### Excerpted text
Ostgulen pins his showing as to the fourth element on Brian Harger, the former Vice President of Operations at KemperChoice, who was retained after Ostgulen was fired. Although Lumbermans concedes that Harger was less than 40 years old on July 15, 1999, Ostgulen provides no evidence as to Harger's precise age or birth date. The omission is potentially significant because "inference of discrimination is appropriate only when the employer favors `substantially' younger persons, a term [the Seventh Circuit has] defined operationally as `ten years or more.'" Scott v. Parkview Mem. Hosp., 175 F.3d 523, 525 (7th Cir. 1999). At the time he was fired, Ostgulen was 48 years old. If Harger was 39 years old in July 1999, Ostgulen loses. Lumbermans does not press the point, however, so this court will assume that Harger is in fact ten years or more younger than Ostgulen.

### Dataset entries
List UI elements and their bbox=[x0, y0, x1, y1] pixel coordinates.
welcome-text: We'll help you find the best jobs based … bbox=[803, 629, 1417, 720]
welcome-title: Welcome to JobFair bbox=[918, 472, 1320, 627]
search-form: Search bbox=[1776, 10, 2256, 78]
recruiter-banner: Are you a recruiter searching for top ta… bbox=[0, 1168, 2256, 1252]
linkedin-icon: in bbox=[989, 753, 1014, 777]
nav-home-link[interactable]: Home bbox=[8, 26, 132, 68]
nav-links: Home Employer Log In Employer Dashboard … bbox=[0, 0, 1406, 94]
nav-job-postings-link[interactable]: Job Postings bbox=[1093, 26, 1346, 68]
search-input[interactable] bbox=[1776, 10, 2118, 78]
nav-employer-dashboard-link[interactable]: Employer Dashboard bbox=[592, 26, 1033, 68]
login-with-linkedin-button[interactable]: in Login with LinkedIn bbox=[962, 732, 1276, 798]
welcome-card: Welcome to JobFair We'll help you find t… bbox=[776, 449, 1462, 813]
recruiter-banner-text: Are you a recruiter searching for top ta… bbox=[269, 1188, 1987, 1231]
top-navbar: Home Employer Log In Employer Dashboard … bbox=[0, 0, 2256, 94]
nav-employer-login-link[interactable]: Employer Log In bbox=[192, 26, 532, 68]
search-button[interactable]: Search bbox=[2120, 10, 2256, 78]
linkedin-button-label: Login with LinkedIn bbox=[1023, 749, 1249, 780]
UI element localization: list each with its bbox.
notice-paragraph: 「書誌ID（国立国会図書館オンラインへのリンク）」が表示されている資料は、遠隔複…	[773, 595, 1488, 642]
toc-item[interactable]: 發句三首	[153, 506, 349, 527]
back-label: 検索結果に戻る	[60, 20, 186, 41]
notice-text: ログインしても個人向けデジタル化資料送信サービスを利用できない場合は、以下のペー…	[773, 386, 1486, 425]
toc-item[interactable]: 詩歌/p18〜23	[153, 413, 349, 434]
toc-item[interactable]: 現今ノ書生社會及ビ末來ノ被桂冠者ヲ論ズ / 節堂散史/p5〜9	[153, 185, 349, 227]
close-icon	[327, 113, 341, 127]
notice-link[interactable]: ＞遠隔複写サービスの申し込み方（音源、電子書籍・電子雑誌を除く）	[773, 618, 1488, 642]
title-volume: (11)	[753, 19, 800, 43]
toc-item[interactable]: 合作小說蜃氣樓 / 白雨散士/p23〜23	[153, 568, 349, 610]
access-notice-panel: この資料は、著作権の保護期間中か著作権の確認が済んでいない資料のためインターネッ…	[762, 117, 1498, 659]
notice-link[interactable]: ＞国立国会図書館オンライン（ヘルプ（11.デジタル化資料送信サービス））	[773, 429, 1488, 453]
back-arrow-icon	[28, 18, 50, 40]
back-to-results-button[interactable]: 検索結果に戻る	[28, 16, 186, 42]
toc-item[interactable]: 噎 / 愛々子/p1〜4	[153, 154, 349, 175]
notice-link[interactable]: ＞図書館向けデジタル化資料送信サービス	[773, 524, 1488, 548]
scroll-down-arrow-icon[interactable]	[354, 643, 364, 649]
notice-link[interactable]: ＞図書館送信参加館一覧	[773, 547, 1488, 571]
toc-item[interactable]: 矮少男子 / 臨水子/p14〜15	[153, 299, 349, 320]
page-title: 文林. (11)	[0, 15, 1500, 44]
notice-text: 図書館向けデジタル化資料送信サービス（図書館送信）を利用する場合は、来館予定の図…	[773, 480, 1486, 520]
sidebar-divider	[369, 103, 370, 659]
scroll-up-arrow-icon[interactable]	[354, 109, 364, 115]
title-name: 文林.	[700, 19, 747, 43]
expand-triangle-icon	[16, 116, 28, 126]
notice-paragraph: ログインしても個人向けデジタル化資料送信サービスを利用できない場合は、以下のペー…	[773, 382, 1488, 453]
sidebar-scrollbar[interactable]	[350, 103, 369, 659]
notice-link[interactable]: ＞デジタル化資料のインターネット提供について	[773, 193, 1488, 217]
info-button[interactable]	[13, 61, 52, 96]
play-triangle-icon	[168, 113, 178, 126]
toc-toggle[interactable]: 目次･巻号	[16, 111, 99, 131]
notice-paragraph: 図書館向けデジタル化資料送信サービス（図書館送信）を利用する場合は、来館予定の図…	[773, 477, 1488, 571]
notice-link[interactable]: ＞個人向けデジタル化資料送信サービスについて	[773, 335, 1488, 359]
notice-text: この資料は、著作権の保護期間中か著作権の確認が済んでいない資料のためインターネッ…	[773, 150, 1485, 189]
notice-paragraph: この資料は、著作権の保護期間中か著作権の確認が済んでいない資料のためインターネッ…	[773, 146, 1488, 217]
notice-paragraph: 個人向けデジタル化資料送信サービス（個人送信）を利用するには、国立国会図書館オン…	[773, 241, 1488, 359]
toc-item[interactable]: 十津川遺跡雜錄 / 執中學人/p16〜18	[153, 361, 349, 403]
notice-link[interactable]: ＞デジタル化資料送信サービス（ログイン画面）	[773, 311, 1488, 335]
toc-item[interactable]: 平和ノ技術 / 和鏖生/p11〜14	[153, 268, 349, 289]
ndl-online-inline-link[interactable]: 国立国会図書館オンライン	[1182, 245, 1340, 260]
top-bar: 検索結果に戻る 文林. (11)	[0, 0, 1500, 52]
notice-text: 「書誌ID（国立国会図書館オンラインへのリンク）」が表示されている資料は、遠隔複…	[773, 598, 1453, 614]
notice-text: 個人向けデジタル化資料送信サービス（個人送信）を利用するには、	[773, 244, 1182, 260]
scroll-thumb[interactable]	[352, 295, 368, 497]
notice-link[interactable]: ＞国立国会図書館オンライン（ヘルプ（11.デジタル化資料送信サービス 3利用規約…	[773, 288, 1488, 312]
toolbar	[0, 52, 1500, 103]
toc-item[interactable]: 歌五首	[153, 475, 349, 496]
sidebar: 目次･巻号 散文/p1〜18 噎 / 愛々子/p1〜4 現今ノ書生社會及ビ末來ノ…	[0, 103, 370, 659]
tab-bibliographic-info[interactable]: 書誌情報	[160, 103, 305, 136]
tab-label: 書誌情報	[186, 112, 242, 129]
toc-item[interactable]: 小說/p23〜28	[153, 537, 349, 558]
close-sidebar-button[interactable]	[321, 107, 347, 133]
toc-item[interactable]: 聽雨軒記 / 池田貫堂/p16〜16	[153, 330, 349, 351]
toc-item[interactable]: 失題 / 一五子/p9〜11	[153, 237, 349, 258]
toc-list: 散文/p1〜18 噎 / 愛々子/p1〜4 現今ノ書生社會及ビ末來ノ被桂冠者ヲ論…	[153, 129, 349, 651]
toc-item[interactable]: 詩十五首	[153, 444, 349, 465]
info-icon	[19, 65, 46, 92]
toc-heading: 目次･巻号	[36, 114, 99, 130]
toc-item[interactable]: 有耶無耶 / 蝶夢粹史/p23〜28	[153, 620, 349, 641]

### Exercise goal
Rewrite everything from "Ostgulen pins his" down to "younger than Ostgulen." in the passage on Ostgulen's firing, substituting "terminated" for each occurrence of "fired".

### Completed exercise
Ostgulen pins his showing as to the fourth element on Brian Harger, the former Vice President of Operations at KemperChoice, who was retained after Ostgulen was terminated. Although Lumbermans concedes that Harger was less than 40 years old on July 15, 1999, Ostgulen provides no evidence as to Harger's precise age or birth date. The omission is potentially significant because "inference of discrimination is appropriate only when the employer favors `substantially' younger persons, a term [the Seventh Circuit has] defined operationally as `ten years or more.'" Scott v. Parkview Mem. Hosp., 175 F.3d 523, 525 (7th Cir. 1999). At the time he was terminated, Ostgulen was 48 years old. If Harger was 39 years old in July 1999, Ostgulen loses. Lumbermans does not press the point, however, so this court will assume that Harger is in fact ten years or more younger than Ostgulen.